--- START SUPPLIED DATA ---

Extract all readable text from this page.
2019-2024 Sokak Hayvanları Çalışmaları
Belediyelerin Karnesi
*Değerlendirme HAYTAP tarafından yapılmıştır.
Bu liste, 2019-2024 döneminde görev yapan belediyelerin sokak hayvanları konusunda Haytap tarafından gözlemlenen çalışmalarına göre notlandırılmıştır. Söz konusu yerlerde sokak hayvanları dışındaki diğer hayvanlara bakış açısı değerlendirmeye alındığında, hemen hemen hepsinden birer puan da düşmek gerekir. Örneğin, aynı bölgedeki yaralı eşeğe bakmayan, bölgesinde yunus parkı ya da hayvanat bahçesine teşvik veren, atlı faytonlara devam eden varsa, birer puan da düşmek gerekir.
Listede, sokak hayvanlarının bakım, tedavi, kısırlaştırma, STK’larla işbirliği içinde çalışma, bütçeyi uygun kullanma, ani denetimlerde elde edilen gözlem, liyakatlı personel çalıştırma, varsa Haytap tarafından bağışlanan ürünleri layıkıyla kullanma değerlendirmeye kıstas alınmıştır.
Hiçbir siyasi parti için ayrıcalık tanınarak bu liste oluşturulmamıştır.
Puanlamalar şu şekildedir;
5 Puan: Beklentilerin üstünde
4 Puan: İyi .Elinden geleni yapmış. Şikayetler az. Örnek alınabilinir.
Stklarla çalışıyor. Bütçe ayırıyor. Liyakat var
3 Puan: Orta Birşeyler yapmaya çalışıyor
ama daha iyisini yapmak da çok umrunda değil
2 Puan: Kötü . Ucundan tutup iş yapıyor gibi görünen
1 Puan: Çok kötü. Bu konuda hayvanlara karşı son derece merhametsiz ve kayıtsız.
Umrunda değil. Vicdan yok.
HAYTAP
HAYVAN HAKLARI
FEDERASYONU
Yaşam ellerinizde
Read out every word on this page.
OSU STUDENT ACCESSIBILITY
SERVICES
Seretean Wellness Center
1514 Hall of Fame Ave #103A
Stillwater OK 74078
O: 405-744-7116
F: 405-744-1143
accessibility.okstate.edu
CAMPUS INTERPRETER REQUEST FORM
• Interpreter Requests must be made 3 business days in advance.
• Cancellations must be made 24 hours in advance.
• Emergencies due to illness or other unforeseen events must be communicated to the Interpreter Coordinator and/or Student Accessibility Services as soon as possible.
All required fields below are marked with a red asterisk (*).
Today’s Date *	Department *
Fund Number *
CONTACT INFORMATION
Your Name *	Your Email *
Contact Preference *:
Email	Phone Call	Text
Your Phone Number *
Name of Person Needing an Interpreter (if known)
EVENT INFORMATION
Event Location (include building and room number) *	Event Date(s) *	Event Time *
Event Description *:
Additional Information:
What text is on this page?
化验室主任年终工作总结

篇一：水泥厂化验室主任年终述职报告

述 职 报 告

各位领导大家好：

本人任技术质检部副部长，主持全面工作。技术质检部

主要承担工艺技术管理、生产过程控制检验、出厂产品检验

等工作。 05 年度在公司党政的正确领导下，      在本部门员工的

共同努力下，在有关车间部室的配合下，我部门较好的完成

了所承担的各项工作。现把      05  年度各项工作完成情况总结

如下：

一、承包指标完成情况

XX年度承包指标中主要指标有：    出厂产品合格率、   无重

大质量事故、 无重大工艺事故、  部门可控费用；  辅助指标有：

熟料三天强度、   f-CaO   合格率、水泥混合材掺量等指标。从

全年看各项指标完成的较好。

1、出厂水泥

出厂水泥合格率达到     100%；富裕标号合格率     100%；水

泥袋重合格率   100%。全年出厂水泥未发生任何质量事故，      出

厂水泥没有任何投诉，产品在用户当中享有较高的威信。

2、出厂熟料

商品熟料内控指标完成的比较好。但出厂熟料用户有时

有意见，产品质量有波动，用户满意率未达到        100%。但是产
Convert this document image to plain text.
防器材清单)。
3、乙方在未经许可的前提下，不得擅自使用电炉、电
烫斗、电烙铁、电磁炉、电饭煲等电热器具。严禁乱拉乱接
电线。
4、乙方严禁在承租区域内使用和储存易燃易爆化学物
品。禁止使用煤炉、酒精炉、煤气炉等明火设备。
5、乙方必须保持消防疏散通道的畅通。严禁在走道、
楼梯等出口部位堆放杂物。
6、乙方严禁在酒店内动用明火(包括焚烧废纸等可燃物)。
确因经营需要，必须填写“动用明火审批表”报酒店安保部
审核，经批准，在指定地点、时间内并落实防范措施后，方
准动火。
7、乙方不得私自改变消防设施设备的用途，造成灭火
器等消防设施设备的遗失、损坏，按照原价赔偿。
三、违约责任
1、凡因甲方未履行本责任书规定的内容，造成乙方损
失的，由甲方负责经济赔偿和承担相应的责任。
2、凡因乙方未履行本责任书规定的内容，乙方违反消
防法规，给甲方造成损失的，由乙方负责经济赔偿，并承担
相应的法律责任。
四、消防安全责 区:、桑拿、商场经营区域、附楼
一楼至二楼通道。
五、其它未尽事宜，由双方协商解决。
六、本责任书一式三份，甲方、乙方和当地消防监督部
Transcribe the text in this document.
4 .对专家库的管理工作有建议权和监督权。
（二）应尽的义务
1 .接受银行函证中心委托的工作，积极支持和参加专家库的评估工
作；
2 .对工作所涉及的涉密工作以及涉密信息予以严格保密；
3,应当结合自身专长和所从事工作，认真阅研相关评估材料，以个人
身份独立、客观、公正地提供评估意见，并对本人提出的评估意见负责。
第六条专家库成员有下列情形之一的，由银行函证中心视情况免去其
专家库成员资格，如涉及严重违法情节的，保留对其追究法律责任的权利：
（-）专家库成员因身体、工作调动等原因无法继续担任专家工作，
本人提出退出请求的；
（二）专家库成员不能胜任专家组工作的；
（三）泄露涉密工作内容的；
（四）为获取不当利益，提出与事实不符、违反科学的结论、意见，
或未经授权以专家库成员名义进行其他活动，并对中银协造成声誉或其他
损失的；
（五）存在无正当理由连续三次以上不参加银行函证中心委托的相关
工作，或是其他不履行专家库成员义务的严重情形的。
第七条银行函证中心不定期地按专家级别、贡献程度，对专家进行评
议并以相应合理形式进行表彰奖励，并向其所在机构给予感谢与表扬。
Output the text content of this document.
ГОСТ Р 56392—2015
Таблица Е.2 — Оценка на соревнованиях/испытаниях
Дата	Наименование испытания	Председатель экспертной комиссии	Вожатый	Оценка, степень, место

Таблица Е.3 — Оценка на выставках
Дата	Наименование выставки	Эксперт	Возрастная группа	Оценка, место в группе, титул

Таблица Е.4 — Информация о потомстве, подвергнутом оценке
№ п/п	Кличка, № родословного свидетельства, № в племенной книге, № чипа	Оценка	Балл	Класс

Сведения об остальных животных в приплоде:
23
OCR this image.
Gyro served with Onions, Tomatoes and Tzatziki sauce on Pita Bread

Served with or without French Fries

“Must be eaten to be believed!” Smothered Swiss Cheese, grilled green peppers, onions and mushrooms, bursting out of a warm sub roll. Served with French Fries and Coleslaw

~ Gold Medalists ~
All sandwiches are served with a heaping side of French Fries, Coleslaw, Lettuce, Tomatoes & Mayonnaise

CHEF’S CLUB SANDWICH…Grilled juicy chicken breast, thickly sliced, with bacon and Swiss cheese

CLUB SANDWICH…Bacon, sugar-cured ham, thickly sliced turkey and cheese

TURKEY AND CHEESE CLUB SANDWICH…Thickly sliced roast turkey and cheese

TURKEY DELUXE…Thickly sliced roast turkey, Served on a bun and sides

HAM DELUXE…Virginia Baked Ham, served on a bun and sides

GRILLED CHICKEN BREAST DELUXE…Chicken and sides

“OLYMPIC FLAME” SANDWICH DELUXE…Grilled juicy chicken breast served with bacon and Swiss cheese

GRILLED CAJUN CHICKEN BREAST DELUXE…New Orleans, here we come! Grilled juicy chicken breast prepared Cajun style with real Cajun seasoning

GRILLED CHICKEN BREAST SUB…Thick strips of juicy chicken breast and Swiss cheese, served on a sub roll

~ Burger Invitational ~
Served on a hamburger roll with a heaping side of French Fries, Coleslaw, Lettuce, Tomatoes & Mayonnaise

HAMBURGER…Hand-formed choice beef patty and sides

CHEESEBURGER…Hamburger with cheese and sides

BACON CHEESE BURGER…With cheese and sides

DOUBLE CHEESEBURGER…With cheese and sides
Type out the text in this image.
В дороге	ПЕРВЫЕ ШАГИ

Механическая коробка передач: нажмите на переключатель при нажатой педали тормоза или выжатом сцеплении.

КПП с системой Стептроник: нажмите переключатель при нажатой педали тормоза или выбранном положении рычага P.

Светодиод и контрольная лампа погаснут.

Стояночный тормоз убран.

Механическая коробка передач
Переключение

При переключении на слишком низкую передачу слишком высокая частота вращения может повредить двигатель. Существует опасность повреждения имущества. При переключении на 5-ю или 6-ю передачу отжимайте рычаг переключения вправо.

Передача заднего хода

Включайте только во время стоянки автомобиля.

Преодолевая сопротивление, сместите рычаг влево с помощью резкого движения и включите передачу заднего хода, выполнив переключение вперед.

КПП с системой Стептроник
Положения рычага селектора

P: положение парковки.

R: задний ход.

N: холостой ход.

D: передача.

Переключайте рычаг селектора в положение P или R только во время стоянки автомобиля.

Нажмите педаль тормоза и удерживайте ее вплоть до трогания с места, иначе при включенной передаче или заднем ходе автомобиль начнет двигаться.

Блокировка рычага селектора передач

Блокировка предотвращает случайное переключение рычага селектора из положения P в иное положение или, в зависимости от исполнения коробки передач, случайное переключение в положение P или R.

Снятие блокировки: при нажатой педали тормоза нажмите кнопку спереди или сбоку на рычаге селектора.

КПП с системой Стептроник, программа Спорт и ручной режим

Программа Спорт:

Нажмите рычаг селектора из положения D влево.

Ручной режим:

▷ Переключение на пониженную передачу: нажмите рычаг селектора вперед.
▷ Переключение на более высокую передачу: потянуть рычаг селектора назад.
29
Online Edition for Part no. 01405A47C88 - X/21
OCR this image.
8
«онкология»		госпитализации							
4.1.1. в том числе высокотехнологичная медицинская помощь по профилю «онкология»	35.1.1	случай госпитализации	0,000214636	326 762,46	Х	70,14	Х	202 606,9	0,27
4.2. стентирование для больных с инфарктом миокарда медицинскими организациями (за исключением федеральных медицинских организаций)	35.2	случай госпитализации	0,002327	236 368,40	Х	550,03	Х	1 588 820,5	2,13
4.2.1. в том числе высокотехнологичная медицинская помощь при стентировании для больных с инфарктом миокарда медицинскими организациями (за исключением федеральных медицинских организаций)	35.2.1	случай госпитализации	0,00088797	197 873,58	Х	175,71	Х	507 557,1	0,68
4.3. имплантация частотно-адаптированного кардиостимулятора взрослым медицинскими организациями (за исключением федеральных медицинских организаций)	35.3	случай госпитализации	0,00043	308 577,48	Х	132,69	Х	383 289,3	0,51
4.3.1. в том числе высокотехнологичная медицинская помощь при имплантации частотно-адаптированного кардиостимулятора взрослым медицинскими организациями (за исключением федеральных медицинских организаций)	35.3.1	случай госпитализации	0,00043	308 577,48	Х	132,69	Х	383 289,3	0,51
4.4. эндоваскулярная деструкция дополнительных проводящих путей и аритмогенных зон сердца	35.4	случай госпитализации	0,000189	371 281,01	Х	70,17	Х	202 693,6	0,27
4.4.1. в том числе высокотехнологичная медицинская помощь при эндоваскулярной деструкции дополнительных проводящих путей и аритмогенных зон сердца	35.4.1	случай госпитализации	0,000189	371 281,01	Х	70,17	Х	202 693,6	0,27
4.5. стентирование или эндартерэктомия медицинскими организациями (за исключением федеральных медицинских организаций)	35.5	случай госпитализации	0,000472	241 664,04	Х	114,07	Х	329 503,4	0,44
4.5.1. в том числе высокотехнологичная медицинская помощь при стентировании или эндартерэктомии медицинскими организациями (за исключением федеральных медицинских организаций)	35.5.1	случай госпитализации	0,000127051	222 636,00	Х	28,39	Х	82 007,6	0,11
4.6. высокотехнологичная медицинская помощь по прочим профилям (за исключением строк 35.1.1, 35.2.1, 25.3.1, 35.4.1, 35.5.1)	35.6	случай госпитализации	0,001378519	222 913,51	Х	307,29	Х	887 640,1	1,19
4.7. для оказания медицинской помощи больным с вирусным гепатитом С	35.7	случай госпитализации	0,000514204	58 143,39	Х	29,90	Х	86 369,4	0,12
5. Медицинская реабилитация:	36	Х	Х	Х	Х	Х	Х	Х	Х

--- END SUPPLIED DATA ---

- _PROBLEM DETAILS_
Report each line in the preceding entries that holds the string "roast".

- _SOLUTION FOR THIS PROBLEM_
TURKEY AND CHEESE CLUB SANDWICH…Thickly sliced roast turkey and cheese
TURKEY DELUXE…Thickly sliced roast turkey, Served on a bun and sides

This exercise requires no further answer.